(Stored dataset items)
****************

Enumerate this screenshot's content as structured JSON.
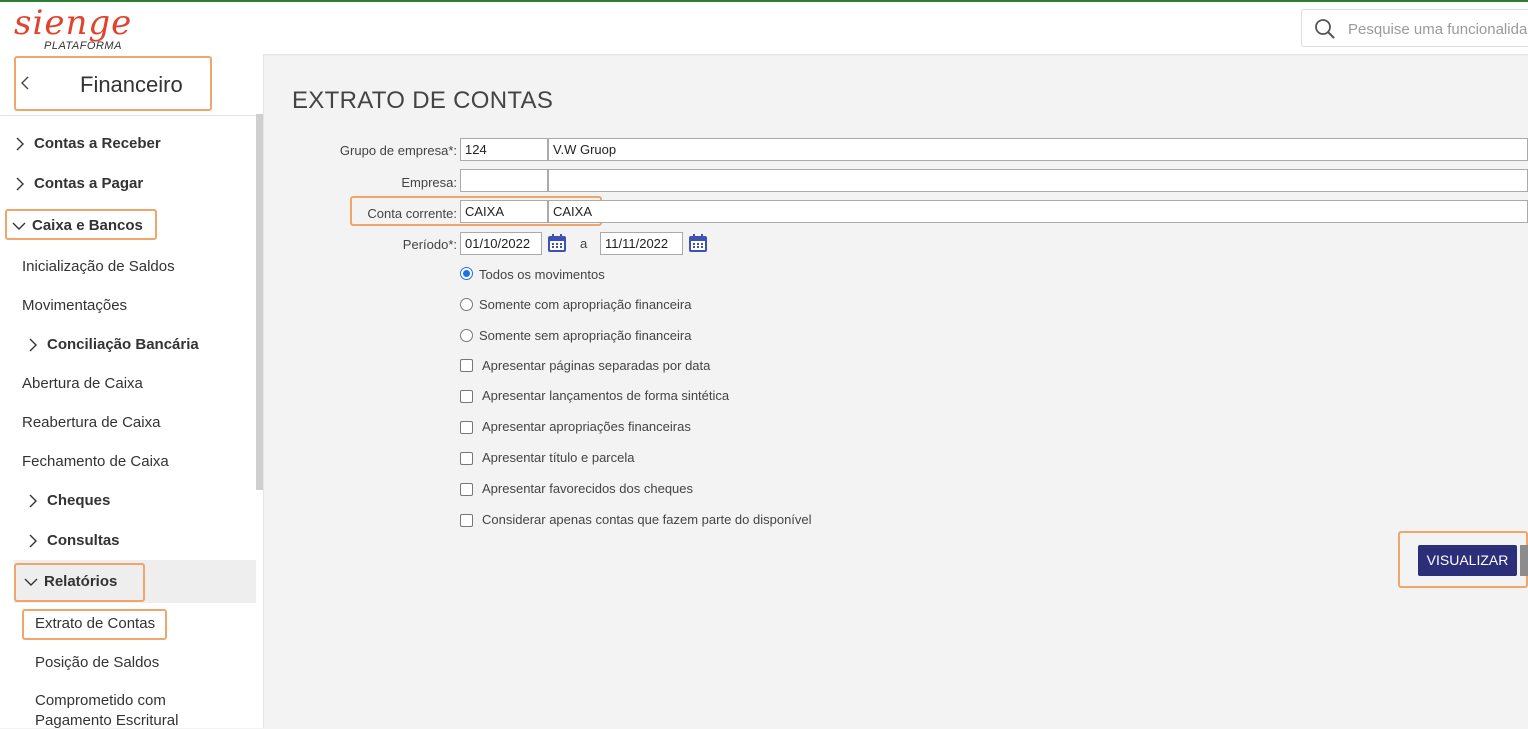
{
  "brand": {
    "logo_main": "sienge",
    "logo_sub": "PLATAFORMA",
    "accent": "#e0442f"
  },
  "search": {
    "placeholder": "Pesquise uma funcionalidade"
  },
  "sidebar": {
    "title": "Financeiro",
    "items": [
      {
        "label": "Contas a Receber"
      },
      {
        "label": "Contas a Pagar"
      },
      {
        "label": "Caixa e Bancos"
      },
      {
        "label": "Inicialização de Saldos"
      },
      {
        "label": "Movimentações"
      },
      {
        "label": "Conciliação Bancária"
      },
      {
        "label": "Abertura de Caixa"
      },
      {
        "label": "Reabertura de Caixa"
      },
      {
        "label": "Fechamento de Caixa"
      },
      {
        "label": "Cheques"
      },
      {
        "label": "Consultas"
      },
      {
        "label": "Relatórios"
      },
      {
        "label": "Extrato de Contas"
      },
      {
        "label": "Posição de Saldos"
      },
      {
        "label": "Comprometido com"
      },
      {
        "label": "Pagamento Escritural"
      }
    ]
  },
  "main": {
    "title": "EXTRATO DE CONTAS",
    "fields": {
      "grupo_label": "Grupo de empresa*:",
      "grupo_code": "124",
      "grupo_name": "V.W Gruop",
      "empresa_label": "Empresa:",
      "empresa_code": "",
      "empresa_name": "",
      "conta_label": "Conta corrente:",
      "conta_code": "CAIXA",
      "conta_name": "CAIXA",
      "periodo_label": "Período*:",
      "periodo_from": "01/10/2022",
      "periodo_sep": "a",
      "periodo_to": "11/11/2022"
    },
    "radios": [
      {
        "label": "Todos os movimentos",
        "checked": true
      },
      {
        "label": "Somente com apropriação financeira",
        "checked": false
      },
      {
        "label": "Somente sem apropriação financeira",
        "checked": false
      }
    ],
    "checks": [
      {
        "label": "Apresentar páginas separadas por data",
        "checked": false
      },
      {
        "label": "Apresentar lançamentos de forma sintética",
        "checked": false
      },
      {
        "label": "Apresentar apropriações financeiras",
        "checked": false
      },
      {
        "label": "Apresentar título e parcela",
        "checked": false
      },
      {
        "label": "Apresentar favorecidos dos cheques",
        "checked": false
      },
      {
        "label": "Considerar apenas contas que fazem parte do disponível",
        "checked": false
      }
    ],
    "button_label": "VISUALIZAR"
  },
  "colors": {
    "highlight": "#f0a66a",
    "button": "#2b2f7a",
    "radio": "#1a73e8"
  }
}
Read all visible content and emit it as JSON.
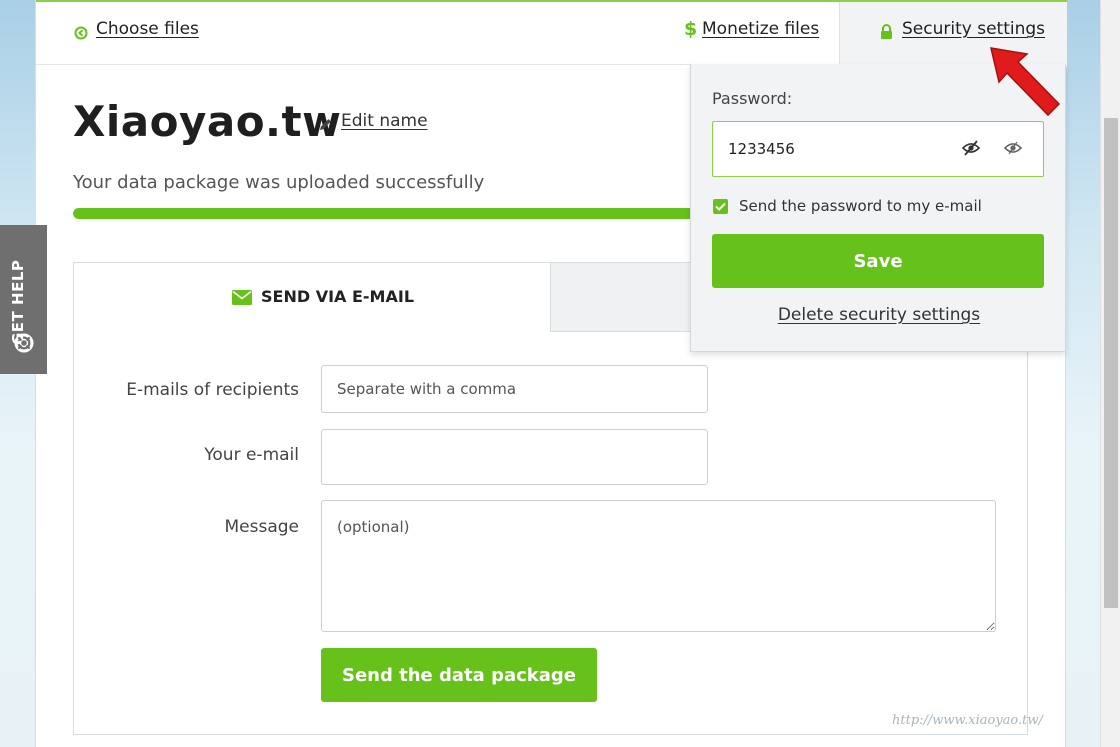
{
  "nav": {
    "choose_files": "Choose files",
    "monetize_files": "Monetize files",
    "security_settings": "Security settings"
  },
  "package": {
    "title": "Xiaoyao.tw",
    "edit_name": "Edit name",
    "upload_status": "Your data package was uploaded successfully",
    "progress_percent": 100
  },
  "tabs": {
    "email_label": "SEND VIA E-MAIL"
  },
  "form": {
    "recipients_label": "E-mails of recipients",
    "recipients_placeholder": "Separate with a comma",
    "your_email_label": "Your e-mail",
    "your_email_value": "",
    "message_label": "Message",
    "message_placeholder": "(optional)",
    "send_button": "Send the data package"
  },
  "side": {
    "get_help": "GET HELP"
  },
  "security": {
    "password_label": "Password:",
    "password_value": "1233456",
    "send_password_label": "Send the password to my e-mail",
    "send_password_checked": true,
    "save_button": "Save",
    "delete_link": "Delete security settings"
  },
  "watermark": "http://www.xiaoyao.tw/",
  "colors": {
    "accent": "#66c21a",
    "accent_light": "#8dd04a",
    "arrow": "#e01b1b"
  },
  "icons": {
    "choose_files": "circle-arrow-left-icon",
    "monetize_files": "dollar-icon",
    "security_settings": "lock-icon",
    "edit_name": "pencil-icon",
    "email_tab": "envelope-icon",
    "get_help": "lifebuoy-icon",
    "password_hidden": "eye-slash-icon",
    "password_visible": "eye-icon"
  }
}
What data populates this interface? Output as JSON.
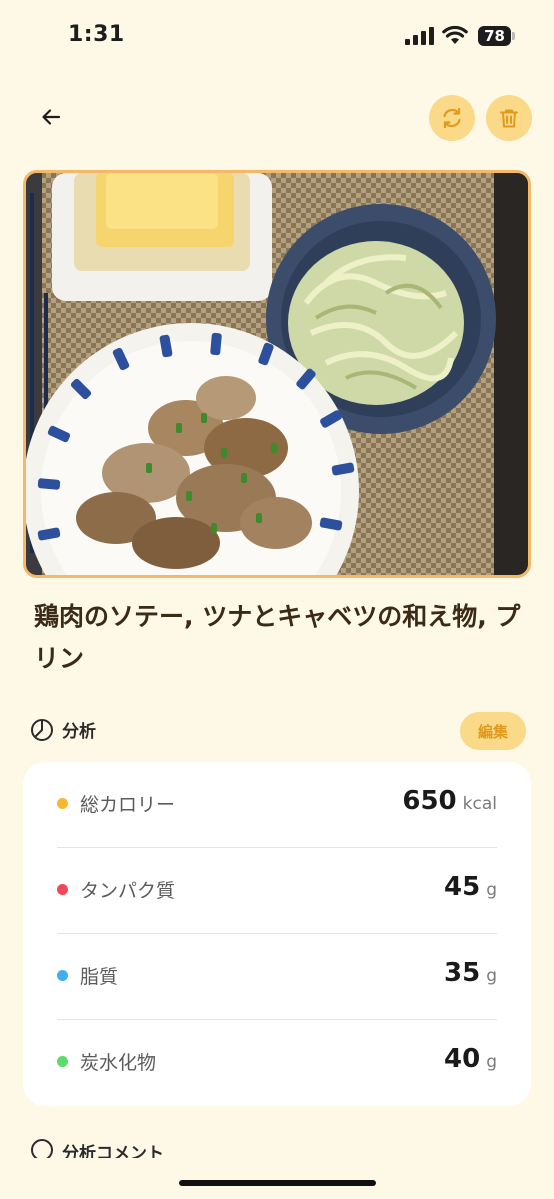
{
  "status_bar": {
    "time": "1:31",
    "battery": "78"
  },
  "header": {
    "back_icon": "arrow-left-icon",
    "refresh_icon": "refresh-icon",
    "delete_icon": "trash-icon"
  },
  "meal": {
    "title": "鶏肉のソテー, ツナとキャベツの和え物, プリン"
  },
  "analysis": {
    "label": "分析",
    "edit_label": "編集",
    "items": [
      {
        "label": "総カロリー",
        "value": "650",
        "unit": "kcal",
        "color": "#F8B733"
      },
      {
        "label": "タンパク質",
        "value": "45",
        "unit": "g",
        "color": "#EE4B5A"
      },
      {
        "label": "脂質",
        "value": "35",
        "unit": "g",
        "color": "#3FB0EB"
      },
      {
        "label": "炭水化物",
        "value": "40",
        "unit": "g",
        "color": "#5ADB6B"
      }
    ]
  },
  "comment": {
    "label": "分析コメント"
  },
  "colors": {
    "background": "#FEF8E7",
    "accent": "#FAD988",
    "accent_text": "#E09A1E",
    "title": "#3B2A16"
  }
}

****************

* [Description of the task]:
What is the number of lines holding the word "apropriação"? State it alone.

* [Exercise response]:
2